**Request**: Output every entry exactly as written.

[Records]
◇ ◇ ◇ ◇ ◇
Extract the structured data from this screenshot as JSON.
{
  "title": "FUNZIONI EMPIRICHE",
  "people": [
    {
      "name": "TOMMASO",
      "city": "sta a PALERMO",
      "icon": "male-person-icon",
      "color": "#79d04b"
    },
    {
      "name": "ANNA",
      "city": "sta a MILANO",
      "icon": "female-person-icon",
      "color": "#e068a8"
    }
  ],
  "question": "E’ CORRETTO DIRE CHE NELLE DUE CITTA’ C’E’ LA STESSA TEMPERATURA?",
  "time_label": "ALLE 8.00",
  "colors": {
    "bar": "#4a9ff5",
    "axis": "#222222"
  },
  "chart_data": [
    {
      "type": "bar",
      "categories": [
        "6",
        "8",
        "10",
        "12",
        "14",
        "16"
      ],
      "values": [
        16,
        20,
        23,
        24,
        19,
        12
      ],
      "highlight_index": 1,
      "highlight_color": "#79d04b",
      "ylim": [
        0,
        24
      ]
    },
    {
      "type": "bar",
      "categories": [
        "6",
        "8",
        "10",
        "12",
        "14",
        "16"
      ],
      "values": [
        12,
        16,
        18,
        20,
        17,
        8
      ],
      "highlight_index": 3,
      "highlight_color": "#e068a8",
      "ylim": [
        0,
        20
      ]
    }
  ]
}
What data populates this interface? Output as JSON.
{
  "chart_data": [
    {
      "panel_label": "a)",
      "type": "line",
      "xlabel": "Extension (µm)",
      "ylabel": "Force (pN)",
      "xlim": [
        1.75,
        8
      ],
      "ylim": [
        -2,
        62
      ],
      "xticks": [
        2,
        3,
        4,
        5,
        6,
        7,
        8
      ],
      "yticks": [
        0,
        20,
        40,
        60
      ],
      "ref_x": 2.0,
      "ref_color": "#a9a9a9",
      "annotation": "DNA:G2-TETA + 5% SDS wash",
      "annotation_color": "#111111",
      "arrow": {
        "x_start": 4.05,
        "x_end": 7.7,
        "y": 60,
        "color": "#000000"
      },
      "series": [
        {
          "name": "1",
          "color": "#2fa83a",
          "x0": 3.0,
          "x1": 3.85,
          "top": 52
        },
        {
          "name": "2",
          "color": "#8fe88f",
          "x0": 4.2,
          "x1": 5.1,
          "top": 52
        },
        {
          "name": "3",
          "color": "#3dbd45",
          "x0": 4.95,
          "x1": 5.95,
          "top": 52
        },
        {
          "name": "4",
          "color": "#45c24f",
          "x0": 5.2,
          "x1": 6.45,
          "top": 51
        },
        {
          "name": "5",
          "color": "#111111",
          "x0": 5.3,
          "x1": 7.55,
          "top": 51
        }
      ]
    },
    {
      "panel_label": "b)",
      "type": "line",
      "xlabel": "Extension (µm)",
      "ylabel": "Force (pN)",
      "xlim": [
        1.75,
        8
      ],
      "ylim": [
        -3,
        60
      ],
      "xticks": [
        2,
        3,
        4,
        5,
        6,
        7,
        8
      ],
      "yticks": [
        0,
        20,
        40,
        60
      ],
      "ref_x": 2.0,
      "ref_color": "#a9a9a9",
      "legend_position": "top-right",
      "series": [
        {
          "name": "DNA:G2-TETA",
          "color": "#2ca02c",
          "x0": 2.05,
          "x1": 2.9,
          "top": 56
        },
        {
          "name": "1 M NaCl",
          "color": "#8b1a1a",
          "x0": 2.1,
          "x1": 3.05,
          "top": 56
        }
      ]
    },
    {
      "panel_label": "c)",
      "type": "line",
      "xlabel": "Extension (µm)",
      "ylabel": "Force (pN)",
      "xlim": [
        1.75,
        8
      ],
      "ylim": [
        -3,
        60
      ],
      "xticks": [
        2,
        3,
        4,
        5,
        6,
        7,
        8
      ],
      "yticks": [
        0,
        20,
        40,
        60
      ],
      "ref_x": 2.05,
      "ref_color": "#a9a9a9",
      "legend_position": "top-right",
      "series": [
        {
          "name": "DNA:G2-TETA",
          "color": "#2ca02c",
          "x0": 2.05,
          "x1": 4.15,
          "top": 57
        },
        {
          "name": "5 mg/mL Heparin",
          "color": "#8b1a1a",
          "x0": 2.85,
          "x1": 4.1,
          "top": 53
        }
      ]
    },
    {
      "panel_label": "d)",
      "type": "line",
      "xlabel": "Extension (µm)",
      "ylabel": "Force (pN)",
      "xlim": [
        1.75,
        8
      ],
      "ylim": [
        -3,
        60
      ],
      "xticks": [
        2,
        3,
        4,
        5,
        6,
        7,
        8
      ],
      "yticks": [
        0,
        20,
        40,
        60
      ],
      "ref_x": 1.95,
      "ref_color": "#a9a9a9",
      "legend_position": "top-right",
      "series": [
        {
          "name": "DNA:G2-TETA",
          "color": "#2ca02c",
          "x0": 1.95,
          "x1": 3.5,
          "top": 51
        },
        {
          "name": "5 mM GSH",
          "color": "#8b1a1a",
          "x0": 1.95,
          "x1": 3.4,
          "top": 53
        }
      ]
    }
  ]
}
◇ ◇ ◇ ◇ ◇
**Task output**:
Extract the structured data from this screenshot as JSON.
{
  "title": "FUNZIONI EMPIRICHE",
  "people": [
    {
      "name": "TOMMASO",
      "city": "sta a PALERMO",
      "icon": "male-person-icon",
      "color": "#79d04b"
    },
    {
      "name": "ANNA",
      "city": "sta a MILANO",
      "icon": "female-person-icon",
      "color": "#e068a8"
    }
  ],
  "question": "E’ CORRETTO DIRE CHE NELLE DUE CITTA’ C’E’ LA STESSA TEMPERATURA?",
  "time_label": "ALLE 8.00",
  "colors": {
    "bar": "#4a9ff5",
    "axis": "#222222"
  },
  "chart_data": [
    {
      "type": "bar",
      "categories": [
        "6",
        "8",
        "10",
        "12",
        "14",
        "16"
      ],
      "values": [
        16,
        20,
        23,
        24,
        19,
        12
      ],
      "highlight_index": 1,
      "highlight_color": "#79d04b",
      "ylim": [
        0,
        24
      ]
    },
    {
      "type": "bar",
      "categories": [
        "6",
        "8",
        "10",
        "12",
        "14",
        "16"
      ],
      "values": [
        12,
        16,
        18,
        20,
        17,
        8
      ],
      "highlight_index": 3,
      "highlight_color": "#e068a8",
      "ylim": [
        0,
        20
      ]
    }
  ]
}
What data populates this interface? Output as JSON.
{
  "chart_data": [
    {
      "panel_label": "a)",
      "type": "line",
      "xlabel": "Extension (µm)",
      "ylabel": "Force (pN)",
      "xlim": [
        1.75,
        8
      ],
      "ylim": [
        -2,
        62
      ],
      "xticks": [
        2,
        3,
        4,
        5,
        6,
        7,
        8
      ],
      "yticks": [
        0,
        20,
        40,
        60
      ],
      "ref_x": 2.0,
      "ref_color": "#a9a9a9",
      "annotation": "DNA:G2-TETA + 5% SDS wash",
      "annotation_color": "#111111",
      "arrow": {
        "x_start": 4.05,
        "x_end": 7.7,
        "y": 60,
        "color": "#000000"
      },
      "series": [
        {
          "name": "1",
          "color": "#2fa83a",
          "x0": 3.0,
          "x1": 3.85,
          "top": 52
        },
        {
          "name": "2",
          "color": "#8fe88f",
          "x0": 4.2,
          "x1": 5.1,
          "top": 52
        },
        {
          "name": "3",
          "color": "#3dbd45",
          "x0": 4.95,
          "x1": 5.95,
          "top": 52
        },
        {
          "name": "4",
          "color": "#45c24f",
          "x0": 5.2,
          "x1": 6.45,
          "top": 51
        },
        {
          "name": "5",
          "color": "#111111",
          "x0": 5.3,
          "x1": 7.55,
          "top": 51
        }
      ]
    },
    {
      "panel_label": "b)",
      "type": "line",
      "xlabel": "Extension (µm)",
      "ylabel": "Force (pN)",
      "xlim": [
        1.75,
        8
      ],
      "ylim": [
        -3,
        60
      ],
      "xticks": [
        2,
        3,
        4,
        5,
        6,
        7,
        8
      ],
      "yticks": [
        0,
        20,
        40,
        60
      ],
      "ref_x": 2.0,
      "ref_color": "#a9a9a9",
      "legend_position": "top-right",
      "series": [
        {
          "name": "DNA:G2-TETA",
          "color": "#2ca02c",
          "x0": 2.05,
          "x1": 2.9,
          "top": 56
        },
        {
          "name": "1 M NaCl",
          "color": "#8b1a1a",
          "x0": 2.1,
          "x1": 3.05,
          "top": 56
        }
      ]
    },
    {
      "panel_label": "c)",
      "type": "line",
      "xlabel": "Extension (µm)",
      "ylabel": "Force (pN)",
      "xlim": [
        1.75,
        8
      ],
      "ylim": [
        -3,
        60
      ],
      "xticks": [
        2,
        3,
        4,
        5,
        6,
        7,
        8
      ],
      "yticks": [
        0,
        20,
        40,
        60
      ],
      "ref_x": 2.05,
      "ref_color": "#a9a9a9",
      "legend_position": "top-right",
      "series": [
        {
          "name": "DNA:G2-TETA",
          "color": "#2ca02c",
          "x0": 2.05,
          "x1": 4.15,
          "top": 57
        },
        {
          "name": "5 mg/mL Heparin",
          "color": "#8b1a1a",
          "x0": 2.85,
          "x1": 4.1,
          "top": 53
        }
      ]
    },
    {
      "panel_label": "d)",
      "type": "line",
      "xlabel": "Extension (µm)",
      "ylabel": "Force (pN)",
      "xlim": [
        1.75,
        8
      ],
      "ylim": [
        -3,
        60
      ],
      "xticks": [
        2,
        3,
        4,
        5,
        6,
        7,
        8
      ],
      "yticks": [
        0,
        20,
        40,
        60
      ],
      "ref_x": 1.95,
      "ref_color": "#a9a9a9",
      "legend_position": "top-right",
      "series": [
        {
          "name": "DNA:G2-TETA",
          "color": "#2ca02c",
          "x0": 1.95,
          "x1": 3.5,
          "top": 51
        },
        {
          "name": "5 mM GSH",
          "color": "#8b1a1a",
          "x0": 1.95,
          "x1": 3.4,
          "top": 53
        }
      ]
    }
  ]
}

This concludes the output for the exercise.